From the entries that follow, list every line in which the string "JSON" appears.

[start Data rows]

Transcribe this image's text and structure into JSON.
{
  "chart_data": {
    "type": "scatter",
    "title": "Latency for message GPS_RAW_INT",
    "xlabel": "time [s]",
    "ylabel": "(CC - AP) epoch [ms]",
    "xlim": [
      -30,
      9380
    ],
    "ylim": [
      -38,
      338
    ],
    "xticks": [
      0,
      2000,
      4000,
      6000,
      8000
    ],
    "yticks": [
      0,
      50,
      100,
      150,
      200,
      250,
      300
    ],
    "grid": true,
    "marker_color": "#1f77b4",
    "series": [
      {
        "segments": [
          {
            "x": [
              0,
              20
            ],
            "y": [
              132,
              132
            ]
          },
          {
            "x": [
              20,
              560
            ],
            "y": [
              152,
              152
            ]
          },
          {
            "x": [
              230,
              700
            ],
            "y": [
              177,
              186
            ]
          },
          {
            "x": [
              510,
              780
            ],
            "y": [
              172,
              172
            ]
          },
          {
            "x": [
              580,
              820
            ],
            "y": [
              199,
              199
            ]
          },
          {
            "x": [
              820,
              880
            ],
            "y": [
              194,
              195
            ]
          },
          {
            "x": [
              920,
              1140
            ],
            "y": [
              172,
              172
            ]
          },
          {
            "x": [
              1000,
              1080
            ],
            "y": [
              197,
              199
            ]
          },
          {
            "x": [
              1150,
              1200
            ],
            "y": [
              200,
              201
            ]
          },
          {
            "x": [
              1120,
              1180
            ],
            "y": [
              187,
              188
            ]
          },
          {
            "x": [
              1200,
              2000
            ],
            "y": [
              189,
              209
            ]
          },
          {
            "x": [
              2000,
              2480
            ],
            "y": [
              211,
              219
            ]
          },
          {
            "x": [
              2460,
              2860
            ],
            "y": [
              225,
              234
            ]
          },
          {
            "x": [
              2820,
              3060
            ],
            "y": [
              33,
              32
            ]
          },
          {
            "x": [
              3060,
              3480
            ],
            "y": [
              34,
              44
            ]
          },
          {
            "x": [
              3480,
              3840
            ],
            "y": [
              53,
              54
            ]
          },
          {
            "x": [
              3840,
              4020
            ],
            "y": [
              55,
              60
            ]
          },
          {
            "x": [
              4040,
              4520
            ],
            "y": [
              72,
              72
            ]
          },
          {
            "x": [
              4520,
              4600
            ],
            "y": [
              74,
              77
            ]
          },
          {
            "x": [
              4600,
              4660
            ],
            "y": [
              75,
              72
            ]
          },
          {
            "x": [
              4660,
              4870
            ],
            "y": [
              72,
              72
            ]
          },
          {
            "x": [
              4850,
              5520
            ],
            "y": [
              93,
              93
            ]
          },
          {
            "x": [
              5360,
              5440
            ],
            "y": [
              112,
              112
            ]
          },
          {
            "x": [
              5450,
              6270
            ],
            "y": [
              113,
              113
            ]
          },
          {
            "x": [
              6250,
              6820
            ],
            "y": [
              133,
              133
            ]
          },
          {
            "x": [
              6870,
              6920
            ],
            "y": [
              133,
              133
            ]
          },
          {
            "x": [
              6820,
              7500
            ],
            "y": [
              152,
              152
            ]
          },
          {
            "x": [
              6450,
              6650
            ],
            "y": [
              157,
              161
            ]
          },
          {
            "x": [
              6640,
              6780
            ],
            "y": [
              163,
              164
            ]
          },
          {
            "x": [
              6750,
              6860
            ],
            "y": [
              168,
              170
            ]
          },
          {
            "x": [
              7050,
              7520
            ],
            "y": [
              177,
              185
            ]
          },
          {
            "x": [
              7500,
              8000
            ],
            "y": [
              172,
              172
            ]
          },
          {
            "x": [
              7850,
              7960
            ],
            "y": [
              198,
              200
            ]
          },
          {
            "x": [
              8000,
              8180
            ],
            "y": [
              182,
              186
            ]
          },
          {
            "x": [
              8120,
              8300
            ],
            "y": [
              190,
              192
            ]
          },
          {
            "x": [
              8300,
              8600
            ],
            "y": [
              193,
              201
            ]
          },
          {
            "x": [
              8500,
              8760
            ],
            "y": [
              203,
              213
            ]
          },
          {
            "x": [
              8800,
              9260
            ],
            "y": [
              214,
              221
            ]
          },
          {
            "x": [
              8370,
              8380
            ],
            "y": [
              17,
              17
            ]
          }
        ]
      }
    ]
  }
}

[end Data rows]
[start Data rows]

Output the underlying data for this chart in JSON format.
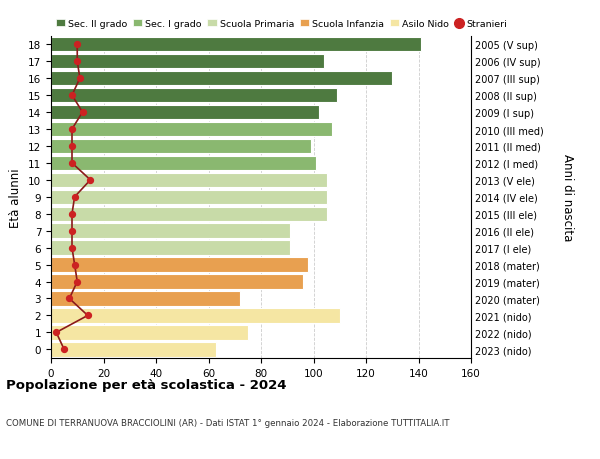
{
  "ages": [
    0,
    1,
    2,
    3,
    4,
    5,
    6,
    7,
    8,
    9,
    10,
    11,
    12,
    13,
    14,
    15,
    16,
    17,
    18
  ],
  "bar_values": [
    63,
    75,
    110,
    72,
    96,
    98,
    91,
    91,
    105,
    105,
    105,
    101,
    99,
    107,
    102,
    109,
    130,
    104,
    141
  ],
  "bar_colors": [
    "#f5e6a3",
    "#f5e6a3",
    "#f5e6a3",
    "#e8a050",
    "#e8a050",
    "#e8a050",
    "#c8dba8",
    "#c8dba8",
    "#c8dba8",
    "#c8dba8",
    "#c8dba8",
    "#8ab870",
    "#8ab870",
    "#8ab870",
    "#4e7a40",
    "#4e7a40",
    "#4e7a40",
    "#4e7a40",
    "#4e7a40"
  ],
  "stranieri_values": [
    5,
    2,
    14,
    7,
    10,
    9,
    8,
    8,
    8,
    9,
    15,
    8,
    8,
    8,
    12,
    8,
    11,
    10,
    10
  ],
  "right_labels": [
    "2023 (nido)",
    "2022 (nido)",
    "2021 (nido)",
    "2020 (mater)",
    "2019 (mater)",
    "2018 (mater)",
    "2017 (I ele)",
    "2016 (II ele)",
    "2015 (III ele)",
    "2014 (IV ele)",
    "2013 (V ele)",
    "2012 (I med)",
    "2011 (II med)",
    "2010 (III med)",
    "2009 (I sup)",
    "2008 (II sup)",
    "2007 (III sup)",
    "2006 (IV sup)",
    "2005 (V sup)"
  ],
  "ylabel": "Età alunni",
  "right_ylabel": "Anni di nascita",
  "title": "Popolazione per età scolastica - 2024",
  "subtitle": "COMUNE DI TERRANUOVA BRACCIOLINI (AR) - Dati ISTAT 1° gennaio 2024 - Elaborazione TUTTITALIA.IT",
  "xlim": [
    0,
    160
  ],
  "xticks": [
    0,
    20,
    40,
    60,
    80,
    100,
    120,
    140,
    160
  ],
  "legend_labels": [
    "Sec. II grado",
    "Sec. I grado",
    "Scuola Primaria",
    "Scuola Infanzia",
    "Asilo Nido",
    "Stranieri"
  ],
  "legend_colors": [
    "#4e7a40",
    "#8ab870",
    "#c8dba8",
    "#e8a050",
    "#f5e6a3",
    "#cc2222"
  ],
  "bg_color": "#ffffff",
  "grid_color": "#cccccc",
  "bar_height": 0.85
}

[end Data rows]

* The output:
Transcribe this image's text and structure into JSON.
Output the underlying data for this chart in JSON format.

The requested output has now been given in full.